Some records:
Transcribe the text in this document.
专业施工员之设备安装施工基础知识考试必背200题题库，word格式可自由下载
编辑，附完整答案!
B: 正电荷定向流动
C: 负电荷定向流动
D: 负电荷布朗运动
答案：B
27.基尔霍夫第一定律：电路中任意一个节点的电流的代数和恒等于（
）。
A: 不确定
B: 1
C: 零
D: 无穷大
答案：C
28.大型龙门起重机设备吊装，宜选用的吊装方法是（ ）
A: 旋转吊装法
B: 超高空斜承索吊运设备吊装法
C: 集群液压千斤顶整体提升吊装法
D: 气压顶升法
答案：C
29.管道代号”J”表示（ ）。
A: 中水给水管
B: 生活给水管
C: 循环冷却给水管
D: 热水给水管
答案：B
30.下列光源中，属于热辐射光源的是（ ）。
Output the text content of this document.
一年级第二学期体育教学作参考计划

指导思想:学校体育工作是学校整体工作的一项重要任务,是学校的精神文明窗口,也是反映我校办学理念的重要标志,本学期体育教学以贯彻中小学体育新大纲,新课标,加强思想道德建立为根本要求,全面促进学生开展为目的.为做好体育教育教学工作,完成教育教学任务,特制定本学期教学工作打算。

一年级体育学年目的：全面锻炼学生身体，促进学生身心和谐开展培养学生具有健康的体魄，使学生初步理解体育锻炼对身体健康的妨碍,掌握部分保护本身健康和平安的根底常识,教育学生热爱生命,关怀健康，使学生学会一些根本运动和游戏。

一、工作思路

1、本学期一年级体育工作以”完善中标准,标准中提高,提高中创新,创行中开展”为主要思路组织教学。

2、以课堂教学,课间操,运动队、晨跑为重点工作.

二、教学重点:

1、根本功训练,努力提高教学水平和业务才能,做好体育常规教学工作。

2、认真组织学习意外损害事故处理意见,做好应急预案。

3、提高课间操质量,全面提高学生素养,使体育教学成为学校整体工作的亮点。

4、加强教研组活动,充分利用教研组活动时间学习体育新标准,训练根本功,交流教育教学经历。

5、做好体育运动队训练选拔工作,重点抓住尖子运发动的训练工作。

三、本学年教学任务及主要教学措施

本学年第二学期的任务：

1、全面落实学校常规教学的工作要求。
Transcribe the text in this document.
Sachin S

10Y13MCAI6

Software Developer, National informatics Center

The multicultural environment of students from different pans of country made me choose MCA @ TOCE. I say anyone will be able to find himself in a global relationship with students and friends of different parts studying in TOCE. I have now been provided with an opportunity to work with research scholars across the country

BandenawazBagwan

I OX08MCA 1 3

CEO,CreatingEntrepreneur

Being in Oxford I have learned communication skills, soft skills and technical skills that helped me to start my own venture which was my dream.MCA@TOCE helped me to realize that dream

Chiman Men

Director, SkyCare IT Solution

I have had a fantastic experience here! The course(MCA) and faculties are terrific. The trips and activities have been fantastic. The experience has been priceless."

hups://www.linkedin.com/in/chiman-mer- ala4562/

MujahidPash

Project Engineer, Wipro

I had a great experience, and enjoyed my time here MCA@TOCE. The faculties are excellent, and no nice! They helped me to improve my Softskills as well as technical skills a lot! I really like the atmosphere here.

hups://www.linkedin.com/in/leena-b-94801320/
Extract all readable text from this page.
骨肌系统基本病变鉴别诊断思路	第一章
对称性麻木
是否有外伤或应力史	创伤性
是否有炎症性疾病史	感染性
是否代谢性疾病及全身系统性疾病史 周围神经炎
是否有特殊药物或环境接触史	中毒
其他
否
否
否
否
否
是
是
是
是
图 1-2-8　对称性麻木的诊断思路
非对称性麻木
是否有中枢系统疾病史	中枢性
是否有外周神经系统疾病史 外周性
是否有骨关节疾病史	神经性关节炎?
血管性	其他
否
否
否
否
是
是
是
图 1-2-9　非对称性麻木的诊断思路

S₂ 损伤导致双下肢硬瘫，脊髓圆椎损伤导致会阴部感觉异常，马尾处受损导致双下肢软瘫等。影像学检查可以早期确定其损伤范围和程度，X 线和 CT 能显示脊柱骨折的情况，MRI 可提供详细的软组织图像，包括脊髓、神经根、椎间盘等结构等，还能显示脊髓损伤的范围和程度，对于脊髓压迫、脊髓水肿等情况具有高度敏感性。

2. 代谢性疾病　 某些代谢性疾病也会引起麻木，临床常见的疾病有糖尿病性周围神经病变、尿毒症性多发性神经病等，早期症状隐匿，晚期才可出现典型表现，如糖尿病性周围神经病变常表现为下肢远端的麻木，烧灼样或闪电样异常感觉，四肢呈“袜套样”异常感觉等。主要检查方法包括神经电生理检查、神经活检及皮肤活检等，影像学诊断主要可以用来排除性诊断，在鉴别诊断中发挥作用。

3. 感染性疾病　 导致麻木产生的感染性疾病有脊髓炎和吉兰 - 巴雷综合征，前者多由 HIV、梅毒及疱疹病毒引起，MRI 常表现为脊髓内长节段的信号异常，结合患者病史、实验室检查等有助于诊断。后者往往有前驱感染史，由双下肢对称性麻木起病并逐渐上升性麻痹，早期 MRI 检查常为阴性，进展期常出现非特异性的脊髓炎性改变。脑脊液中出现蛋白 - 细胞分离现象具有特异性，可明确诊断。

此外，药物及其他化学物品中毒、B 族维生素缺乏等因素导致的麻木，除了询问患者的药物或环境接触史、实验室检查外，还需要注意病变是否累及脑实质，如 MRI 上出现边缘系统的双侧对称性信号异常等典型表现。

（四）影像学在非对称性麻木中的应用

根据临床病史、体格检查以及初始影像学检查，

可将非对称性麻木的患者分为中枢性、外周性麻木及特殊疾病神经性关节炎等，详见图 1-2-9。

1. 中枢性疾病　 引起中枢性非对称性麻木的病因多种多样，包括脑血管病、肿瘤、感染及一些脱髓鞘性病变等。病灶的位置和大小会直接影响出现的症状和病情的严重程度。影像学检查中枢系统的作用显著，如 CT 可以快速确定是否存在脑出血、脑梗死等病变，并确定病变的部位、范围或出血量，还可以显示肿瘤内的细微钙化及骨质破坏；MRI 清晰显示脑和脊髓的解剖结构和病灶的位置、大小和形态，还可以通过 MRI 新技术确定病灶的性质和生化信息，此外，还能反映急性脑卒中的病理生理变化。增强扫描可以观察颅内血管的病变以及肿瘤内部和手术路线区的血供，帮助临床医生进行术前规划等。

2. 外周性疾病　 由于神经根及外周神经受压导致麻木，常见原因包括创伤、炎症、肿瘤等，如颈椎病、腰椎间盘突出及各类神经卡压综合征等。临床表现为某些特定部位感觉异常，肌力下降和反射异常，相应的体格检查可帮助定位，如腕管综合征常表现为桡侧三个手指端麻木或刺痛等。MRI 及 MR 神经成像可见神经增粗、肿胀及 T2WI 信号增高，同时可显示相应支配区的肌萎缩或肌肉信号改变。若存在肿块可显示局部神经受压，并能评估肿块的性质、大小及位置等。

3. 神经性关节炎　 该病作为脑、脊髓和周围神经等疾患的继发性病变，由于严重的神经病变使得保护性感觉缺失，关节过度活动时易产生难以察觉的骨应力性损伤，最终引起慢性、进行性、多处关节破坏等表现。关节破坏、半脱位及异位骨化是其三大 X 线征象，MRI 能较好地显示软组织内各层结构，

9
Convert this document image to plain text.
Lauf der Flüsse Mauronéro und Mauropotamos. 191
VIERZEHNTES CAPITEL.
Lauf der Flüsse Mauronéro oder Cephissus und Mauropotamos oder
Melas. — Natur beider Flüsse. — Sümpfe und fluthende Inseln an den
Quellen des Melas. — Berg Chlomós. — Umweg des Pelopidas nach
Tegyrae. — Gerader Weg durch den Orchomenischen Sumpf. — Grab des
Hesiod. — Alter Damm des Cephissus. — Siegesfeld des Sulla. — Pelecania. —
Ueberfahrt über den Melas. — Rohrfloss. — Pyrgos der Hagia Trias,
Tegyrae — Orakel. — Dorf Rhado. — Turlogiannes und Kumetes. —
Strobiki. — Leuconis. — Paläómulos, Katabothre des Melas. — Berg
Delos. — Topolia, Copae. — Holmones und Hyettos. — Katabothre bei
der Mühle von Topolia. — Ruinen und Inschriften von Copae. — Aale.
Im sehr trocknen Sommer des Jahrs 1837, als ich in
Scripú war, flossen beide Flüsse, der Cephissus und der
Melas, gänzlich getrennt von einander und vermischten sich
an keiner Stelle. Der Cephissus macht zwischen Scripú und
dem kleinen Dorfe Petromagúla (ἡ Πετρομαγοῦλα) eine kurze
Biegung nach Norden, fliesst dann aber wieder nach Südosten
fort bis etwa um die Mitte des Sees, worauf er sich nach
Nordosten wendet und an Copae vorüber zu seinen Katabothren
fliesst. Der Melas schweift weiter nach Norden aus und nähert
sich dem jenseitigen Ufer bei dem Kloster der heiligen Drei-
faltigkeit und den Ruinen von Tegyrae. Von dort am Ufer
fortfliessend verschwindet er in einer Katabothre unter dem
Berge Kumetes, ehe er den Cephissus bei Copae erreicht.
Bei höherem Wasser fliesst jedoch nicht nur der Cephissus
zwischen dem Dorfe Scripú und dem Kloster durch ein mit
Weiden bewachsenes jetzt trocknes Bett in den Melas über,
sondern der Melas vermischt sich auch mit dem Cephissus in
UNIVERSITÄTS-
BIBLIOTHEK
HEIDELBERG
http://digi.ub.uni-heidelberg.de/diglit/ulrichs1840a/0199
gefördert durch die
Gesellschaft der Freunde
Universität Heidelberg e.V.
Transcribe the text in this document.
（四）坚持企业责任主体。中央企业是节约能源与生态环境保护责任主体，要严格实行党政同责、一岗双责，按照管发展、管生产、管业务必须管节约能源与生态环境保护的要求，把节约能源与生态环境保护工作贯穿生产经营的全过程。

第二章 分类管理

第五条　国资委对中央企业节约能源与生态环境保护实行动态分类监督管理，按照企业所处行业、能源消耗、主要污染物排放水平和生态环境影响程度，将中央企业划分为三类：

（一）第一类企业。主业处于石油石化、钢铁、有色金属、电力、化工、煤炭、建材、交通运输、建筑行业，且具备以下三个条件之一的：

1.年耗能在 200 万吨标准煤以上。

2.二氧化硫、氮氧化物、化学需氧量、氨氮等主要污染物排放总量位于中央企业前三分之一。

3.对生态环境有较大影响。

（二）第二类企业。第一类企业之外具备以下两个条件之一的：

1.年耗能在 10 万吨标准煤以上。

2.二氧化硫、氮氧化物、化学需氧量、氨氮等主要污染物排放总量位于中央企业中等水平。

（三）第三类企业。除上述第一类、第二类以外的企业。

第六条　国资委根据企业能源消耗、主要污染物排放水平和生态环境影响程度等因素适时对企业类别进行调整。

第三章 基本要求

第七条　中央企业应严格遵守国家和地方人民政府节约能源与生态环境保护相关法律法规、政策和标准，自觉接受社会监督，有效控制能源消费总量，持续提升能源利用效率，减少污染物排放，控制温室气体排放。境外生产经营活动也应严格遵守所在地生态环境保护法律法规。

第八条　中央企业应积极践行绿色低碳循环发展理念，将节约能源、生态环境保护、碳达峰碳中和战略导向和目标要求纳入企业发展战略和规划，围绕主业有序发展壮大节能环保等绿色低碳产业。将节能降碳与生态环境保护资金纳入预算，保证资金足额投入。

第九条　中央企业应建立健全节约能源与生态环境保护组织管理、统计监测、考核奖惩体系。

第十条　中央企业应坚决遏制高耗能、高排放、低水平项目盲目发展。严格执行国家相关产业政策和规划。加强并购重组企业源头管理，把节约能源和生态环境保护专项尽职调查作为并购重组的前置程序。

WORK TO DO:
Go through the material above and copy each line that has the word "Lauf".

ANSWER TO THE EXERCISE:
Lauf der Flüsse Mauronéro und Mauropotamos. 191
Lauf der Flüsse Mauronéro oder Cephissus und Mauropotamos oder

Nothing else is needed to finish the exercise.